— RECORDS TO USE —
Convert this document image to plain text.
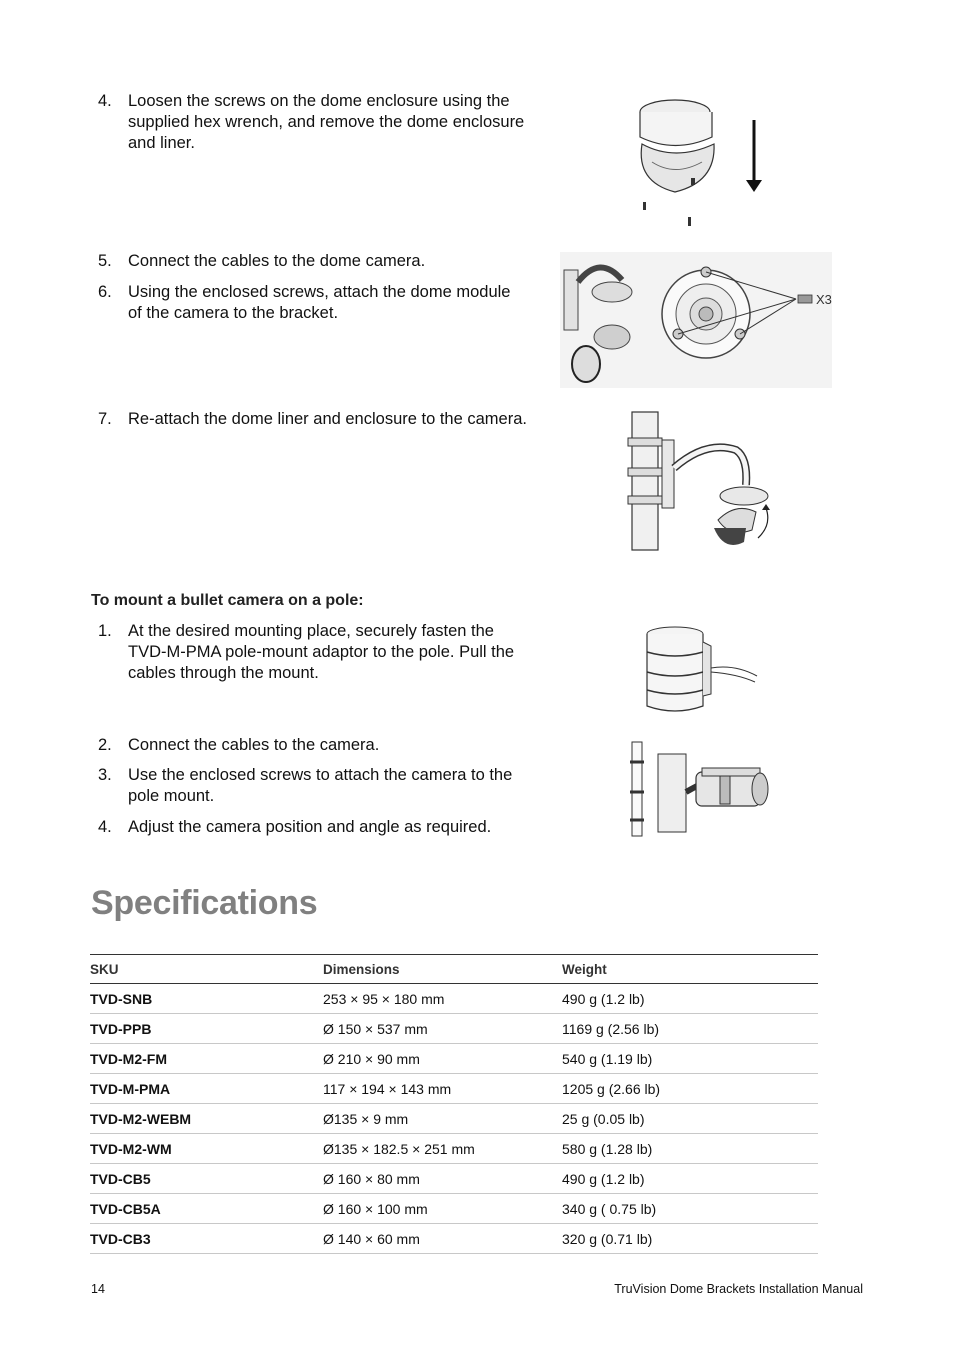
4. Loosen the screws on the dome enclosure using the supplied hex wrench, and remove the dome enclosure and liner.
5. Connect the cables to the dome camera.
6. Using the enclosed screws, attach the dome module of the camera to the bracket.
7. Re-attach the dome liner and enclosure to the camera.
X3
To mount a bullet camera on a pole:
1. At the desired mounting place, securely fasten the TVD-M-PMA pole-mount adaptor to the pole. Pull the cables through the mount.
2. Connect the cables to the camera.
3. Use the enclosed screws to attach the camera to the pole mount.
4. Adjust the camera position and angle as required.
Specifications
SKU	Dimensions	Weight
TVD-SNB	253 × 95 × 180 mm	490 g (1.2 lb)
TVD-PPB	Ø 150 × 537 mm	1169 g (2.56 lb)
TVD-M2-FM	Ø 210 × 90 mm	540 g (1.19 lb)
TVD-M-PMA	117 × 194 × 143 mm	1205 g (2.66 lb)
TVD-M2-WEBM	Ø135 × 9 mm	25 g (0.05 lb)
TVD-M2-WM	Ø135 × 182.5 × 251 mm	580 g (1.28 lb)
TVD-CB5	Ø 160 × 80 mm	490 g (1.2 lb)
TVD-CB5A	Ø 160 × 100 mm	340 g ( 0.75 lb)
TVD-CB3	Ø 140 × 60 mm	320 g (0.71 lb)
14	TruVision Dome Brackets Installation Manual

— TASK INSTRUCTIONS —
Your task is to copy the entries in full and exactly, without any images.

— ANSWER TO THIS TASK —
Convert this document image to plain text.
4. Loosen the screws on the dome enclosure using the supplied hex wrench, and remove the dome enclosure and liner.
5. Connect the cables to the dome camera.
6. Using the enclosed screws, attach the dome module of the camera to the bracket.
7. Re-attach the dome liner and enclosure to the camera.
X3
To mount a bullet camera on a pole:
1. At the desired mounting place, securely fasten the TVD-M-PMA pole-mount adaptor to the pole. Pull the cables through the mount.
2. Connect the cables to the camera.
3. Use the enclosed screws to attach the camera to the pole mount.
4. Adjust the camera position and angle as required.
Specifications
SKU	Dimensions	Weight
TVD-SNB	253 × 95 × 180 mm	490 g (1.2 lb)
TVD-PPB	Ø 150 × 537 mm	1169 g (2.56 lb)
TVD-M2-FM	Ø 210 × 90 mm	540 g (1.19 lb)
TVD-M-PMA	117 × 194 × 143 mm	1205 g (2.66 lb)
TVD-M2-WEBM	Ø135 × 9 mm	25 g (0.05 lb)
TVD-M2-WM	Ø135 × 182.5 × 251 mm	580 g (1.28 lb)
TVD-CB5	Ø 160 × 80 mm	490 g (1.2 lb)
TVD-CB5A	Ø 160 × 100 mm	340 g ( 0.75 lb)
TVD-CB3	Ø 140 × 60 mm	320 g (0.71 lb)
14	TruVision Dome Brackets Installation Manual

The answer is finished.